§ PROBLEM TO WORK ON
To complete the exercise, write out all the data exactly.

§ MATERIAL FOR THIS TASK
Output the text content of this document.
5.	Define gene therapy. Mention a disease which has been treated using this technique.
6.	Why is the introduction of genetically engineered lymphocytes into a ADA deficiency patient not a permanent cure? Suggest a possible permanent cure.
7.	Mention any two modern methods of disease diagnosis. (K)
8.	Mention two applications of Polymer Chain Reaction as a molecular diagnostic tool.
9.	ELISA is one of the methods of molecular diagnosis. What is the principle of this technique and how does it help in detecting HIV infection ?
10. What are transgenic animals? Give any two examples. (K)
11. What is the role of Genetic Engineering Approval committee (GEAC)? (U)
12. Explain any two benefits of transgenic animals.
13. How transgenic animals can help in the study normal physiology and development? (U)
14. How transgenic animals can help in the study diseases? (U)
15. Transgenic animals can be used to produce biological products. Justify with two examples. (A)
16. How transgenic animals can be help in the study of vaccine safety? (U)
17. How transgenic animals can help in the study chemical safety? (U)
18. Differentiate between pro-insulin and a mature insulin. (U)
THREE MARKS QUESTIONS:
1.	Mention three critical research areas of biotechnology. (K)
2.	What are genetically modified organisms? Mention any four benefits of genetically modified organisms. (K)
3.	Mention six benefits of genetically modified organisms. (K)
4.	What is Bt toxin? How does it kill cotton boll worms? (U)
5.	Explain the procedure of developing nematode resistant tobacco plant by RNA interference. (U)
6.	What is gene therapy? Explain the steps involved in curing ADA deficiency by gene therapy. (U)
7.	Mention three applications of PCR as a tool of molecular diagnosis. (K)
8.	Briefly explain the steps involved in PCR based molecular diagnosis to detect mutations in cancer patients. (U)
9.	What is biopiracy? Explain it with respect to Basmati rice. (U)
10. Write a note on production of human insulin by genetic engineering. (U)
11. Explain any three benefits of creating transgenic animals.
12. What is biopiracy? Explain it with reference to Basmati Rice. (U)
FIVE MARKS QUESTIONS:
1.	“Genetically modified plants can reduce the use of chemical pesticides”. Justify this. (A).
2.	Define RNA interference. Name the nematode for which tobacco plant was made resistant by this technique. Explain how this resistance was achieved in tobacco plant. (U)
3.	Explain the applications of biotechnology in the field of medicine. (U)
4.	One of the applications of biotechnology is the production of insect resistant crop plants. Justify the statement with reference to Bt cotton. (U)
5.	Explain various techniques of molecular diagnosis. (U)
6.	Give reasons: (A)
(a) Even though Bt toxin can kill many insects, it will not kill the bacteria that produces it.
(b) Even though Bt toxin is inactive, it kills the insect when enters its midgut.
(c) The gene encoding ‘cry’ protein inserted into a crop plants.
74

§ TASK RESULT
Output the text content of this document.
5.	Define gene therapy. Mention a disease which has been treated using this technique.
6.	Why is the introduction of genetically engineered lymphocytes into a ADA deficiency patient not a permanent cure? Suggest a possible permanent cure.
7.	Mention any two modern methods of disease diagnosis. (K)
8.	Mention two applications of Polymer Chain Reaction as a molecular diagnostic tool.
9.	ELISA is one of the methods of molecular diagnosis. What is the principle of this technique and how does it help in detecting HIV infection ?
10. What are transgenic animals? Give any two examples. (K)
11. What is the role of Genetic Engineering Approval committee (GEAC)? (U)
12. Explain any two benefits of transgenic animals.
13. How transgenic animals can help in the study normal physiology and development? (U)
14. How transgenic animals can help in the study diseases? (U)
15. Transgenic animals can be used to produce biological products. Justify with two examples. (A)
16. How transgenic animals can be help in the study of vaccine safety? (U)
17. How transgenic animals can help in the study chemical safety? (U)
18. Differentiate between pro-insulin and a mature insulin. (U)
THREE MARKS QUESTIONS:
1.	Mention three critical research areas of biotechnology. (K)
2.	What are genetically modified organisms? Mention any four benefits of genetically modified organisms. (K)
3.	Mention six benefits of genetically modified organisms. (K)
4.	What is Bt toxin? How does it kill cotton boll worms? (U)
5.	Explain the procedure of developing nematode resistant tobacco plant by RNA interference. (U)
6.	What is gene therapy? Explain the steps involved in curing ADA deficiency by gene therapy. (U)
7.	Mention three applications of PCR as a tool of molecular diagnosis. (K)
8.	Briefly explain the steps involved in PCR based molecular diagnosis to detect mutations in cancer patients. (U)
9.	What is biopiracy? Explain it with respect to Basmati rice. (U)
10. Write a note on production of human insulin by genetic engineering. (U)
11. Explain any three benefits of creating transgenic animals.
12. What is biopiracy? Explain it with reference to Basmati Rice. (U)
FIVE MARKS QUESTIONS:
1.	“Genetically modified plants can reduce the use of chemical pesticides”. Justify this. (A).
2.	Define RNA interference. Name the nematode for which tobacco plant was made resistant by this technique. Explain how this resistance was achieved in tobacco plant. (U)
3.	Explain the applications of biotechnology in the field of medicine. (U)
4.	One of the applications of biotechnology is the production of insect resistant crop plants. Justify the statement with reference to Bt cotton. (U)
5.	Explain various techniques of molecular diagnosis. (U)
6.	Give reasons: (A)
(a) Even though Bt toxin can kill many insects, it will not kill the bacteria that produces it.
(b) Even though Bt toxin is inactive, it kills the insect when enters its midgut.
(c) The gene encoding ‘cry’ protein inserted into a crop plants.
74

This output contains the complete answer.